Dataset excerpts —
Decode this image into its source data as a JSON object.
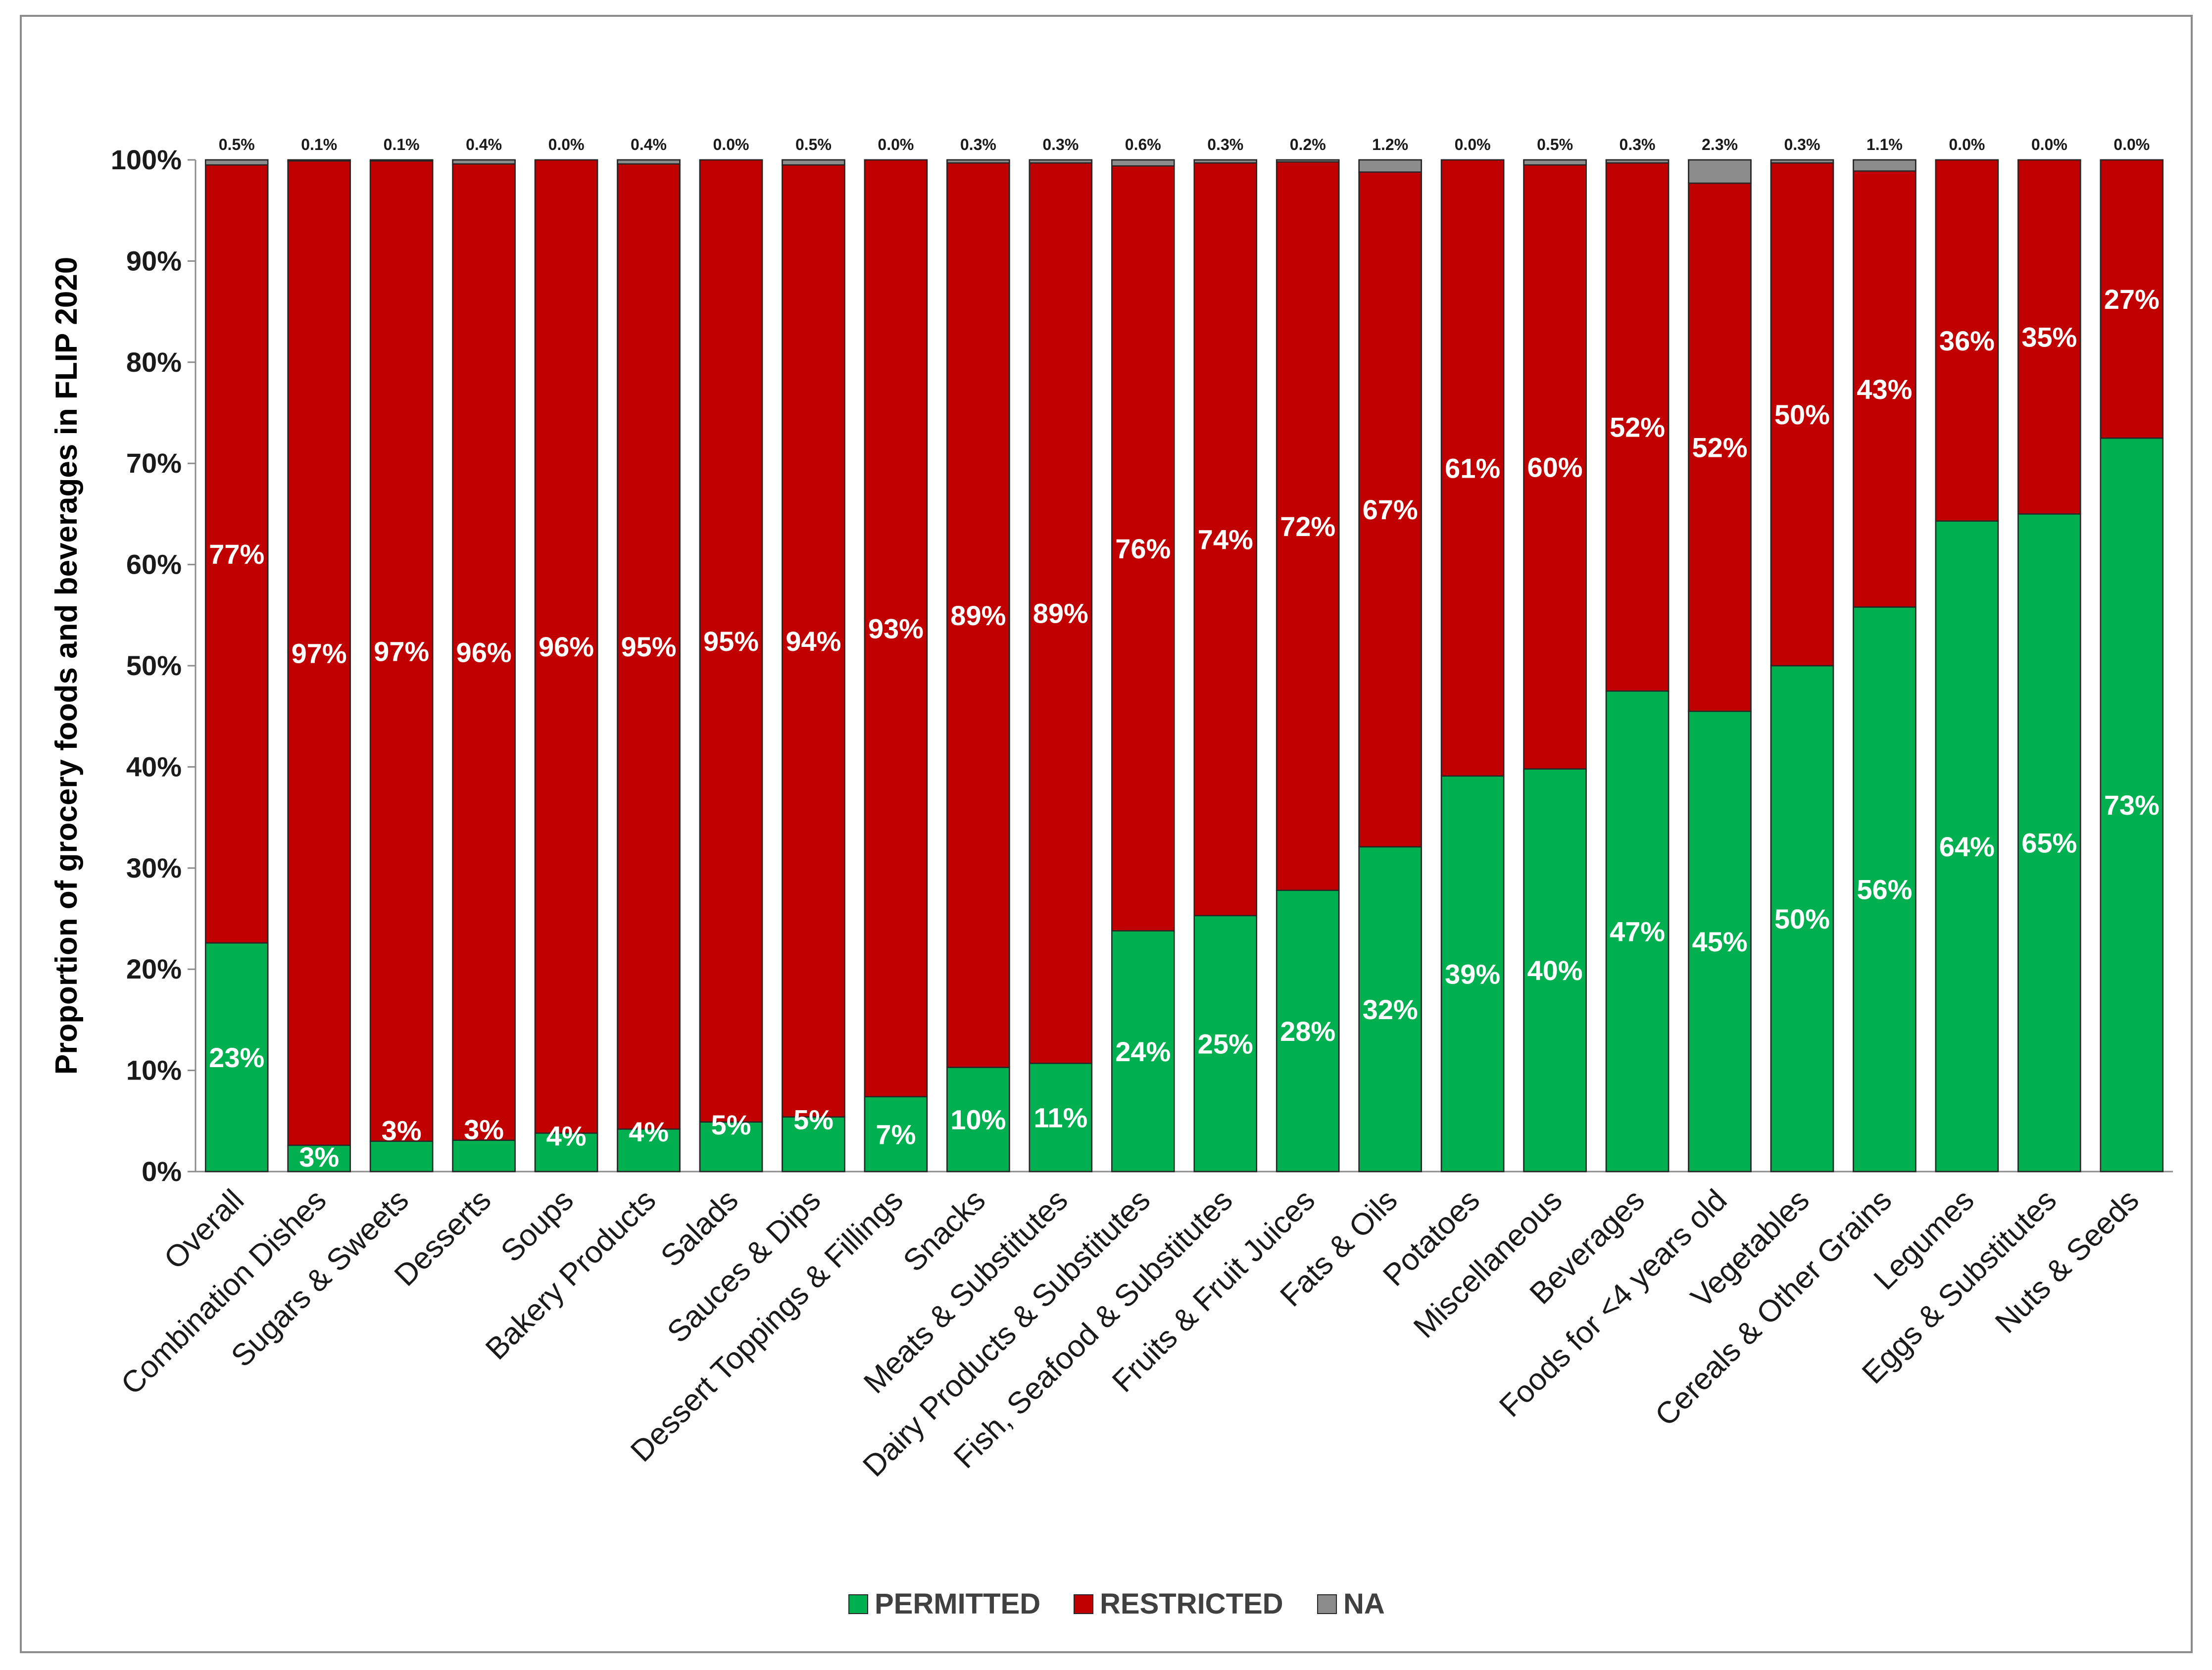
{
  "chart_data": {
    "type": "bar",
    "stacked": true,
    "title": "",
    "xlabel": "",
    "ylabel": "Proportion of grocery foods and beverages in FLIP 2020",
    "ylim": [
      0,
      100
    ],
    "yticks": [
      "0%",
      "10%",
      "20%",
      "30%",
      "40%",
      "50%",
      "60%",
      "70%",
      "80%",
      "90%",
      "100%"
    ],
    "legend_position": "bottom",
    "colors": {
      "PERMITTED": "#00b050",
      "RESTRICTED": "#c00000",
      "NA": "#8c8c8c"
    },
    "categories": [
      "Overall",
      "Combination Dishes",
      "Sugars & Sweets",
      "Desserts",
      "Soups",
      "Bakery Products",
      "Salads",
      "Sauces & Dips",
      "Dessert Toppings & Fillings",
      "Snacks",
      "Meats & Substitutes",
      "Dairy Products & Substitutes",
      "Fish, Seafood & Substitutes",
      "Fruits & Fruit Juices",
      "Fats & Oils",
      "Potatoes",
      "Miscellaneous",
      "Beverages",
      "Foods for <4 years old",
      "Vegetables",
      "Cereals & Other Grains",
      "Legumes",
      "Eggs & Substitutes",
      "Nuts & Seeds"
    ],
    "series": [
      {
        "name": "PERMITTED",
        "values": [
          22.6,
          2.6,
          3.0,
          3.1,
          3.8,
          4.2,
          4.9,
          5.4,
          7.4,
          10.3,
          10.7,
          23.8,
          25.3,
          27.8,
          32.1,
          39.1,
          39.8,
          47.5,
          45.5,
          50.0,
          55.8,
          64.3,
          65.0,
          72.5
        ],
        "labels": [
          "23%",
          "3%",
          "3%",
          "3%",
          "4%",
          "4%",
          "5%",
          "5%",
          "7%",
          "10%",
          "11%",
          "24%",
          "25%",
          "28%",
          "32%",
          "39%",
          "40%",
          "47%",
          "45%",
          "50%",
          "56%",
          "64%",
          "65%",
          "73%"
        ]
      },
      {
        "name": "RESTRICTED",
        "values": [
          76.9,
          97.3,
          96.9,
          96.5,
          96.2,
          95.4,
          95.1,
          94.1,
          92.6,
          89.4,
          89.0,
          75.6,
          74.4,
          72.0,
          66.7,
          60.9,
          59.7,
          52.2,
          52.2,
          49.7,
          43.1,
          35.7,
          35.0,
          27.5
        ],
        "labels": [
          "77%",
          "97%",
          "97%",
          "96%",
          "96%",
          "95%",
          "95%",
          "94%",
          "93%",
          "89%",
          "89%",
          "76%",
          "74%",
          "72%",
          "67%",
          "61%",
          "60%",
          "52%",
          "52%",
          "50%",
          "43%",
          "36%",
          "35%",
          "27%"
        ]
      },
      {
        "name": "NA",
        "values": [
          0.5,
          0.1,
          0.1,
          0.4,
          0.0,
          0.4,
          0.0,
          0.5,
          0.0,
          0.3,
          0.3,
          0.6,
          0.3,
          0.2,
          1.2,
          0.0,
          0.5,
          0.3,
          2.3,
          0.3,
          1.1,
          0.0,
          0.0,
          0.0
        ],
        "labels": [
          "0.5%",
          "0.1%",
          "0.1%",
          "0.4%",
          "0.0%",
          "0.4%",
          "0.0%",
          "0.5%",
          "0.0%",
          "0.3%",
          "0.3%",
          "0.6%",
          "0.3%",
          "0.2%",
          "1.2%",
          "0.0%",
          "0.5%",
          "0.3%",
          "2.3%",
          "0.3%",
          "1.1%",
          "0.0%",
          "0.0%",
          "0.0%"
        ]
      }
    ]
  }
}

Work required — Strip out the pictures and quote the remaining data word for word.

Exercise result —
Decode this image into its source data as a JSON object.
{
  "chart_data": {
    "type": "bar",
    "stacked": true,
    "title": "",
    "xlabel": "",
    "ylabel": "Proportion of grocery foods and beverages in FLIP 2020",
    "ylim": [
      0,
      100
    ],
    "yticks": [
      "0%",
      "10%",
      "20%",
      "30%",
      "40%",
      "50%",
      "60%",
      "70%",
      "80%",
      "90%",
      "100%"
    ],
    "legend_position": "bottom",
    "colors": {
      "PERMITTED": "#00b050",
      "RESTRICTED": "#c00000",
      "NA": "#8c8c8c"
    },
    "categories": [
      "Overall",
      "Combination Dishes",
      "Sugars & Sweets",
      "Desserts",
      "Soups",
      "Bakery Products",
      "Salads",
      "Sauces & Dips",
      "Dessert Toppings & Fillings",
      "Snacks",
      "Meats & Substitutes",
      "Dairy Products & Substitutes",
      "Fish, Seafood & Substitutes",
      "Fruits & Fruit Juices",
      "Fats & Oils",
      "Potatoes",
      "Miscellaneous",
      "Beverages",
      "Foods for <4 years old",
      "Vegetables",
      "Cereals & Other Grains",
      "Legumes",
      "Eggs & Substitutes",
      "Nuts & Seeds"
    ],
    "series": [
      {
        "name": "PERMITTED",
        "values": [
          22.6,
          2.6,
          3.0,
          3.1,
          3.8,
          4.2,
          4.9,
          5.4,
          7.4,
          10.3,
          10.7,
          23.8,
          25.3,
          27.8,
          32.1,
          39.1,
          39.8,
          47.5,
          45.5,
          50.0,
          55.8,
          64.3,
          65.0,
          72.5
        ],
        "labels": [
          "23%",
          "3%",
          "3%",
          "3%",
          "4%",
          "4%",
          "5%",
          "5%",
          "7%",
          "10%",
          "11%",
          "24%",
          "25%",
          "28%",
          "32%",
          "39%",
          "40%",
          "47%",
          "45%",
          "50%",
          "56%",
          "64%",
          "65%",
          "73%"
        ]
      },
      {
        "name": "RESTRICTED",
        "values": [
          76.9,
          97.3,
          96.9,
          96.5,
          96.2,
          95.4,
          95.1,
          94.1,
          92.6,
          89.4,
          89.0,
          75.6,
          74.4,
          72.0,
          66.7,
          60.9,
          59.7,
          52.2,
          52.2,
          49.7,
          43.1,
          35.7,
          35.0,
          27.5
        ],
        "labels": [
          "77%",
          "97%",
          "97%",
          "96%",
          "96%",
          "95%",
          "95%",
          "94%",
          "93%",
          "89%",
          "89%",
          "76%",
          "74%",
          "72%",
          "67%",
          "61%",
          "60%",
          "52%",
          "52%",
          "50%",
          "43%",
          "36%",
          "35%",
          "27%"
        ]
      },
      {
        "name": "NA",
        "values": [
          0.5,
          0.1,
          0.1,
          0.4,
          0.0,
          0.4,
          0.0,
          0.5,
          0.0,
          0.3,
          0.3,
          0.6,
          0.3,
          0.2,
          1.2,
          0.0,
          0.5,
          0.3,
          2.3,
          0.3,
          1.1,
          0.0,
          0.0,
          0.0
        ],
        "labels": [
          "0.5%",
          "0.1%",
          "0.1%",
          "0.4%",
          "0.0%",
          "0.4%",
          "0.0%",
          "0.5%",
          "0.0%",
          "0.3%",
          "0.3%",
          "0.6%",
          "0.3%",
          "0.2%",
          "1.2%",
          "0.0%",
          "0.5%",
          "0.3%",
          "2.3%",
          "0.3%",
          "1.1%",
          "0.0%",
          "0.0%",
          "0.0%"
        ]
      }
    ]
  }
}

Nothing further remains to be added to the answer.